--- DATA LISTING ---

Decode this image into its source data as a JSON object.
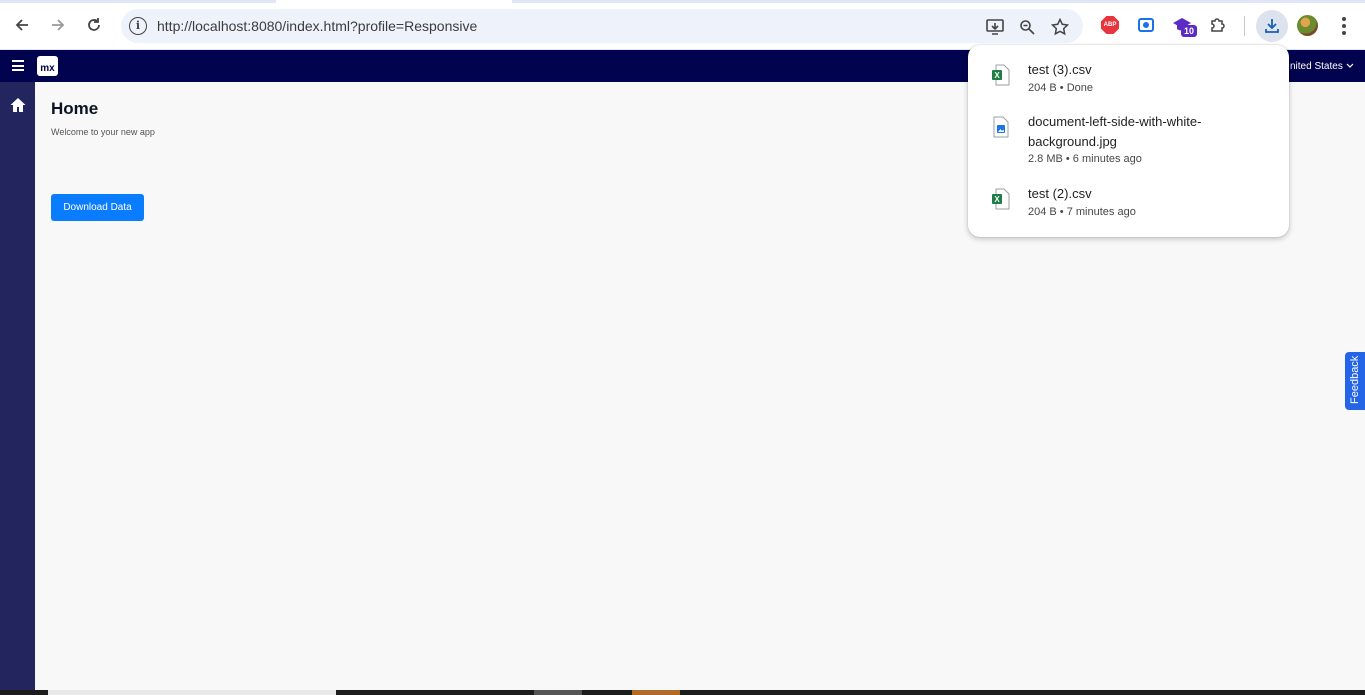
{
  "browser": {
    "url": "http://localhost:8080/index.html?profile=Responsive",
    "extension_badge": "10"
  },
  "app": {
    "logo_text": "mx",
    "language": "nited States",
    "page_title": "Home",
    "subtitle": "Welcome to your new app",
    "download_button_label": "Download Data",
    "feedback_label": "Feedback"
  },
  "downloads": {
    "items": [
      {
        "name": "test (3).csv",
        "meta": "204 B • Done",
        "icon": "excel-file-icon"
      },
      {
        "name": "document-left-side-with-white-background.jpg",
        "meta": "2.8 MB • 6 minutes ago",
        "icon": "image-file-icon"
      },
      {
        "name": "test (2).csv",
        "meta": "204 B • 7 minutes ago",
        "icon": "excel-file-icon"
      }
    ]
  },
  "colors": {
    "app_header": "#02034e",
    "sidebar": "#23255f",
    "primary": "#0a7cff",
    "feedback": "#2465e8"
  }
}
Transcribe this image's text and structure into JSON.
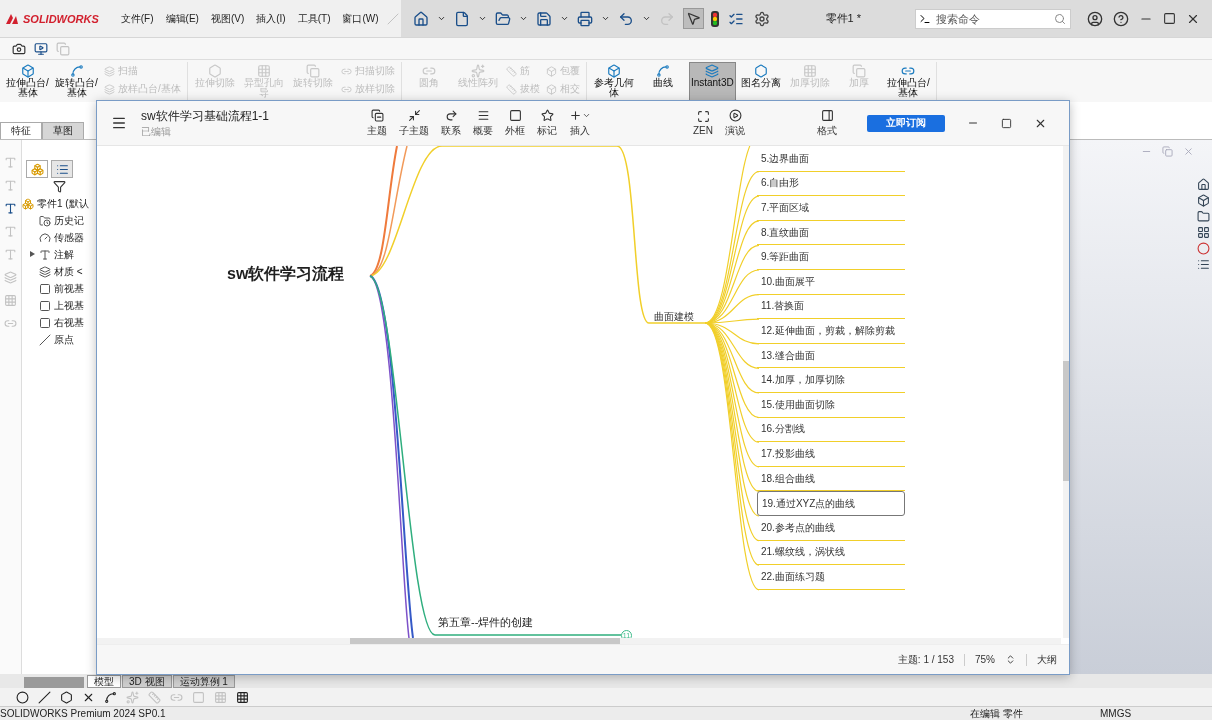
{
  "app": {
    "logo": "SOLIDWORKS",
    "menus": [
      "文件(F)",
      "编辑(E)",
      "视图(V)",
      "插入(I)",
      "工具(T)",
      "窗口(W)"
    ],
    "document_title": "零件1 *",
    "search": {
      "placeholder": "搜索命令"
    }
  },
  "ribbon": [
    {
      "items": [
        {
          "kind": "large",
          "label": "拉伸凸台/基体",
          "disabled": false,
          "on": false
        },
        {
          "kind": "large",
          "label": "旋转凸台/基体",
          "disabled": false,
          "on": false
        },
        {
          "kind": "stack",
          "items": [
            {
              "label": "扫描",
              "disabled": true
            },
            {
              "label": "放样凸台/基体",
              "disabled": true
            }
          ]
        }
      ]
    },
    {
      "items": [
        {
          "kind": "large",
          "label": "拉伸切除",
          "disabled": true,
          "on": false
        },
        {
          "kind": "large",
          "label": "异型孔向导",
          "disabled": true,
          "on": false
        },
        {
          "kind": "large",
          "label": "旋转切除",
          "disabled": true,
          "on": false
        },
        {
          "kind": "stack",
          "items": [
            {
              "label": "扫描切除",
              "disabled": true
            },
            {
              "label": "放样切除",
              "disabled": true
            }
          ]
        }
      ]
    },
    {
      "items": [
        {
          "kind": "large",
          "label": "圆角",
          "disabled": true,
          "on": false
        },
        {
          "kind": "large",
          "label": "线性阵列",
          "disabled": true,
          "on": false
        },
        {
          "kind": "stack",
          "items": [
            {
              "label": "筋",
              "disabled": true
            },
            {
              "label": "拔模",
              "disabled": true
            }
          ]
        },
        {
          "kind": "stack",
          "items": [
            {
              "label": "包覆",
              "disabled": true
            },
            {
              "label": "相交",
              "disabled": true
            }
          ]
        }
      ]
    },
    {
      "items": [
        {
          "kind": "large",
          "label": "参考几何体",
          "disabled": false,
          "on": false
        },
        {
          "kind": "large",
          "label": "曲线",
          "disabled": false,
          "on": false
        },
        {
          "kind": "large",
          "label": "Instant3D",
          "disabled": false,
          "on": true
        },
        {
          "kind": "large",
          "label": "图名分离",
          "disabled": false,
          "on": false
        },
        {
          "kind": "large",
          "label": "加厚切除",
          "disabled": true,
          "on": false
        },
        {
          "kind": "large",
          "label": "加厚",
          "disabled": true,
          "on": false
        },
        {
          "kind": "large",
          "label": "拉伸凸台/基体",
          "disabled": false,
          "on": false
        }
      ]
    }
  ],
  "command_tabs": [
    {
      "label": "特征",
      "selected": true
    },
    {
      "label": "草图",
      "selected": false
    }
  ],
  "feature_tree": [
    {
      "label": "零件1 (默认",
      "collapsed": false,
      "children": [
        {
          "label": "历史记",
          "collapsed": false
        },
        {
          "label": "传感器",
          "collapsed": false
        },
        {
          "label": "注解",
          "collapsed": true
        },
        {
          "label": "材质 <",
          "collapsed": false
        },
        {
          "label": "前视基",
          "collapsed": false
        },
        {
          "label": "上视基",
          "collapsed": false
        },
        {
          "label": "右视基",
          "collapsed": false
        },
        {
          "label": "原点",
          "collapsed": false
        }
      ]
    }
  ],
  "mindmap": {
    "title": "sw软件学习基础流程1-1",
    "status": "已编辑",
    "toolbar": [
      "主题",
      "子主题",
      "联系",
      "概要",
      "外框",
      "标记",
      "插入",
      "ZEN",
      "演说",
      "格式"
    ],
    "subscribe": "立即订阅",
    "central": "sw软件学习流程",
    "branch": "曲面建模",
    "topics": [
      {
        "label": "5.边界曲面",
        "selected": false
      },
      {
        "label": "6.自由形",
        "selected": false
      },
      {
        "label": "7.平面区域",
        "selected": false
      },
      {
        "label": "8.直纹曲面",
        "selected": false
      },
      {
        "label": "9.等距曲面",
        "selected": false
      },
      {
        "label": "10.曲面展平",
        "selected": false
      },
      {
        "label": "11.替换面",
        "selected": false
      },
      {
        "label": "12.延伸曲面，剪裁，解除剪裁",
        "selected": false
      },
      {
        "label": "13.缝合曲面",
        "selected": false
      },
      {
        "label": "14.加厚，加厚切除",
        "selected": false
      },
      {
        "label": "15.使用曲面切除",
        "selected": false
      },
      {
        "label": "16.分割线",
        "selected": false
      },
      {
        "label": "17.投影曲线",
        "selected": false
      },
      {
        "label": "18.组合曲线",
        "selected": false
      },
      {
        "label": "19.通过XYZ点的曲线",
        "selected": true
      },
      {
        "label": "20.参考点的曲线",
        "selected": false
      },
      {
        "label": "21.螺纹线，涡状线",
        "selected": false
      },
      {
        "label": "22.曲面练习题",
        "selected": false
      }
    ],
    "chapter": {
      "label": "第五章--焊件的创建",
      "collapsed_count": "11"
    },
    "footer": {
      "topic_count": "主题: 1 / 153",
      "zoom": "75%",
      "outline": "大纲"
    }
  },
  "model_tabs": [
    {
      "label": "模型",
      "selected": true
    },
    {
      "label": "3D 视图",
      "selected": false
    },
    {
      "label": "运动算例 1",
      "selected": false
    }
  ],
  "status_bar": {
    "product": "SOLIDWORKS Premium 2024 SP0.1",
    "mode": "在编辑 零件",
    "units": "MMGS"
  }
}
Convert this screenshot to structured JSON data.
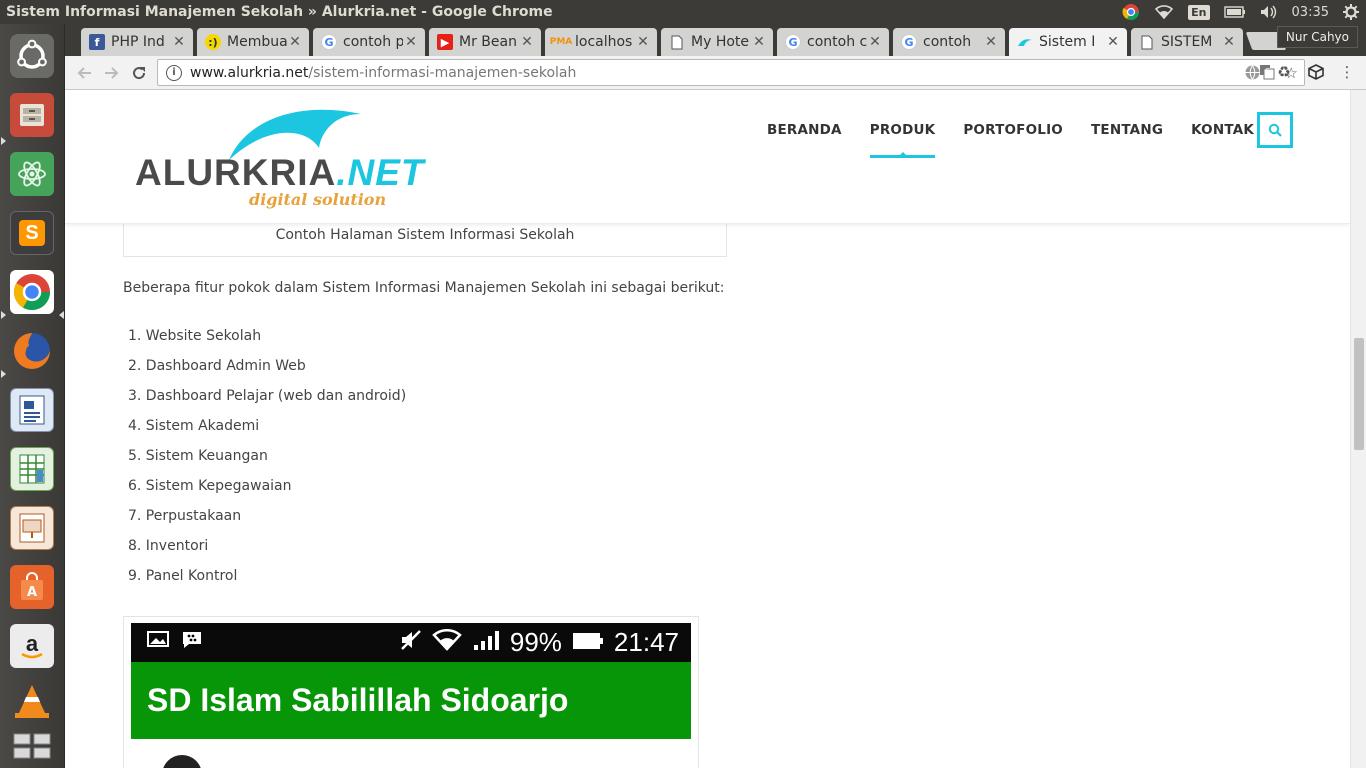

---

• TASK OBJECTIVE: Print the complete listing exactly, apart from any pictures.

• FULL OUTPUT:
Decode this image into its source data as a JSON object.
{
  "browser": {
    "url": "http://localhost:8080/index.html?profile=Responsive",
    "extension_badge": "10"
  },
  "app": {
    "logo_text": "mx",
    "language": "nited States",
    "page_title": "Home",
    "subtitle": "Welcome to your new app",
    "download_button_label": "Download Data",
    "feedback_label": "Feedback"
  },
  "downloads": {
    "items": [
      {
        "name": "test (3).csv",
        "meta": "204 B • Done",
        "icon": "excel-file-icon"
      },
      {
        "name": "document-left-side-with-white-background.jpg",
        "meta": "2.8 MB • 6 minutes ago",
        "icon": "image-file-icon"
      },
      {
        "name": "test (2).csv",
        "meta": "204 B • 7 minutes ago",
        "icon": "excel-file-icon"
      }
    ]
  },
  "colors": {
    "app_header": "#02034e",
    "sidebar": "#23255f",
    "primary": "#0a7cff",
    "feedback": "#2465e8"
  }
}
Transcribe this image's text and structure into JSON.
{
  "app": {
    "logo": "SOLIDWORKS",
    "menus": [
      "文件(F)",
      "编辑(E)",
      "视图(V)",
      "插入(I)",
      "工具(T)",
      "窗口(W)"
    ],
    "document_title": "零件1 *",
    "search": {
      "placeholder": "搜索命令"
    }
  },
  "ribbon": [
    {
      "items": [
        {
          "kind": "large",
          "label": "拉伸凸台/基体",
          "disabled": false,
          "on": false
        },
        {
          "kind": "large",
          "label": "旋转凸台/基体",
          "disabled": false,
          "on": false
        },
        {
          "kind": "stack",
          "items": [
            {
              "label": "扫描",
              "disabled": true
            },
            {
              "label": "放样凸台/基体",
              "disabled": true
            }
          ]
        }
      ]
    },
    {
      "items": [
        {
          "kind": "large",
          "label": "拉伸切除",
          "disabled": true,
          "on": false
        },
        {
          "kind": "large",
          "label": "异型孔向导",
          "disabled": true,
          "on": false
        },
        {
          "kind": "large",
          "label": "旋转切除",
          "disabled": true,
          "on": false
        },
        {
          "kind": "stack",
          "items": [
            {
              "label": "扫描切除",
              "disabled": true
            },
            {
              "label": "放样切除",
              "disabled": true
            }
          ]
        }
      ]
    },
    {
      "items": [
        {
          "kind": "large",
          "label": "圆角",
          "disabled": true,
          "on": false
        },
        {
          "kind": "large",
          "label": "线性阵列",
          "disabled": true,
          "on": false
        },
        {
          "kind": "stack",
          "items": [
            {
              "label": "筋",
              "disabled": true
            },
            {
              "label": "拔模",
              "disabled": true
            }
          ]
        },
        {
          "kind": "stack",
          "items": [
            {
              "label": "包覆",
              "disabled": true
            },
            {
              "label": "相交",
              "disabled": true
            }
          ]
        }
      ]
    },
    {
      "items": [
        {
          "kind": "large",
          "label": "参考几何体",
          "disabled": false,
          "on": false
        },
        {
          "kind": "large",
          "label": "曲线",
          "disabled": false,
          "on": false
        },
        {
          "kind": "large",
          "label": "Instant3D",
          "disabled": false,
          "on": true
        },
        {
          "kind": "large",
          "label": "图名分离",
          "disabled": false,
          "on": false
        },
        {
          "kind": "large",
          "label": "加厚切除",
          "disabled": true,
          "on": false
        },
        {
          "kind": "large",
          "label": "加厚",
          "disabled": true,
          "on": false
        },
        {
          "kind": "large",
          "label": "拉伸凸台/基体",
          "disabled": false,
          "on": false
        }
      ]
    }
  ],
  "command_tabs": [
    {
      "label": "特征",
      "selected": true
    },
    {
      "label": "草图",
      "selected": false
    }
  ],
  "feature_tree": [
    {
      "label": "零件1 (默认",
      "collapsed": false,
      "children": [
        {
          "label": "历史记",
          "collapsed": false
        },
        {
          "label": "传感器",
          "collapsed": false
        },
        {
          "label": "注解",
          "collapsed": true
        },
        {
          "label": "材质 <",
          "collapsed": false
        },
        {
          "label": "前视基",
          "collapsed": false
        },
        {
          "label": "上视基",
          "collapsed": false
        },
        {
          "label": "右视基",
          "collapsed": false
        },
        {
          "label": "原点",
          "collapsed": false
        }
      ]
    }
  ],
  "mindmap": {
    "title": "sw软件学习基础流程1-1",
    "status": "已编辑",
    "toolbar": [
      "主题",
      "子主题",
      "联系",
      "概要",
      "外框",
      "标记",
      "插入",
      "ZEN",
      "演说",
      "格式"
    ],
    "subscribe": "立即订阅",
    "central": "sw软件学习流程",
    "branch": "曲面建模",
    "topics": [
      {
        "label": "5.边界曲面",
        "selected": false
      },
      {
        "label": "6.自由形",
        "selected": false
      },
      {
        "label": "7.平面区域",
        "selected": false
      },
      {
        "label": "8.直纹曲面",
        "selected": false
      },
      {
        "label": "9.等距曲面",
        "selected": false
      },
      {
        "label": "10.曲面展平",
        "selected": false
      },
      {
        "label": "11.替换面",
        "selected": false
      },
      {
        "label": "12.延伸曲面，剪裁，解除剪裁",
        "selected": false
      },
      {
        "label": "13.缝合曲面",
        "selected": false
      },
      {
        "label": "14.加厚，加厚切除",
        "selected": false
      },
      {
        "label": "15.使用曲面切除",
        "selected": false
      },
      {
        "label": "16.分割线",
        "selected": false
      },
      {
        "label": "17.投影曲线",
        "selected": false
      },
      {
        "label": "18.组合曲线",
        "selected": false
      },
      {
        "label": "19.通过XYZ点的曲线",
        "selected": true
      },
      {
        "label": "20.参考点的曲线",
        "selected": false
      },
      {
        "label": "21.螺纹线，涡状线",
        "selected": false
      },
      {
        "label": "22.曲面练习题",
        "selected": false
      }
    ],
    "chapter": {
      "label": "第五章--焊件的创建",
      "collapsed_count": "11"
    },
    "footer": {
      "topic_count": "主题: 1 / 153",
      "zoom": "75%",
      "outline": "大纲"
    }
  },
  "model_tabs": [
    {
      "label": "模型",
      "selected": true
    },
    {
      "label": "3D 视图",
      "selected": false
    },
    {
      "label": "运动算例 1",
      "selected": false
    }
  ],
  "status_bar": {
    "product": "SOLIDWORKS Premium 2024 SP0.1",
    "mode": "在编辑 零件",
    "units": "MMGS"
  }
}
Convert this screenshot to structured JSON data.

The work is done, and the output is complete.